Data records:
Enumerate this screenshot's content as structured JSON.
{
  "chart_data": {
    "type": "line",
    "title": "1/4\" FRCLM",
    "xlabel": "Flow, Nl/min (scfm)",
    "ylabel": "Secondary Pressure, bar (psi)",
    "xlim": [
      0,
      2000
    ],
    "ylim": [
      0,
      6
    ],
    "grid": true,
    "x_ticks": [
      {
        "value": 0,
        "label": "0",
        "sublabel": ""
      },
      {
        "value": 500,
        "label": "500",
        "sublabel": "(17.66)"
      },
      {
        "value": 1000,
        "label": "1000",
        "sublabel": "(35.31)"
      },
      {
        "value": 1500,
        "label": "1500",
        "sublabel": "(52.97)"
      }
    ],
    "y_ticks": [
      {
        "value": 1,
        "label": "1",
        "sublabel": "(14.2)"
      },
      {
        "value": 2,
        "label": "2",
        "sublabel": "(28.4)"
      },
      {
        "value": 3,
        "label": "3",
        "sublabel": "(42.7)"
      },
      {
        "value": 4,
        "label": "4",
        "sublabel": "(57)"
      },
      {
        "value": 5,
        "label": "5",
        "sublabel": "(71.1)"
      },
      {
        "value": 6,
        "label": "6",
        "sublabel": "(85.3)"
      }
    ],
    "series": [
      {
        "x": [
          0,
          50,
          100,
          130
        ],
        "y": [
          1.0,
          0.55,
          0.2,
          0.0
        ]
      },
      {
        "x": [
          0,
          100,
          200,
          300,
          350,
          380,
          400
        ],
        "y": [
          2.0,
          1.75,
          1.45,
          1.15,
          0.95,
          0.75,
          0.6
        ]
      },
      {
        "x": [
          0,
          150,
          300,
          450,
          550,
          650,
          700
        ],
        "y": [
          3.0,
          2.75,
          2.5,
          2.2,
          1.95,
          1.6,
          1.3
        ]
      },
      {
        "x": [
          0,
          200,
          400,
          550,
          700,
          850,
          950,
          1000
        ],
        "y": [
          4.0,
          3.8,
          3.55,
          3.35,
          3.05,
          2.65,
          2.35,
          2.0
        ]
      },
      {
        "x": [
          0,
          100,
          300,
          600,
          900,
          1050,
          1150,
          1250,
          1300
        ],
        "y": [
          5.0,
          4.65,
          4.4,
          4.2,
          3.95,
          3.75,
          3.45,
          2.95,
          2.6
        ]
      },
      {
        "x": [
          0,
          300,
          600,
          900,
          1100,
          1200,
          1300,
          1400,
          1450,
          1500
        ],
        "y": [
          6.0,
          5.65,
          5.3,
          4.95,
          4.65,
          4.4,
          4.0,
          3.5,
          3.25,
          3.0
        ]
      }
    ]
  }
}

- _STATED EXERCISE_: What is the number of lines in the listing that contain the string "sublabel"? Reply with that number alone.

- _EXERCISE RESULT_: 10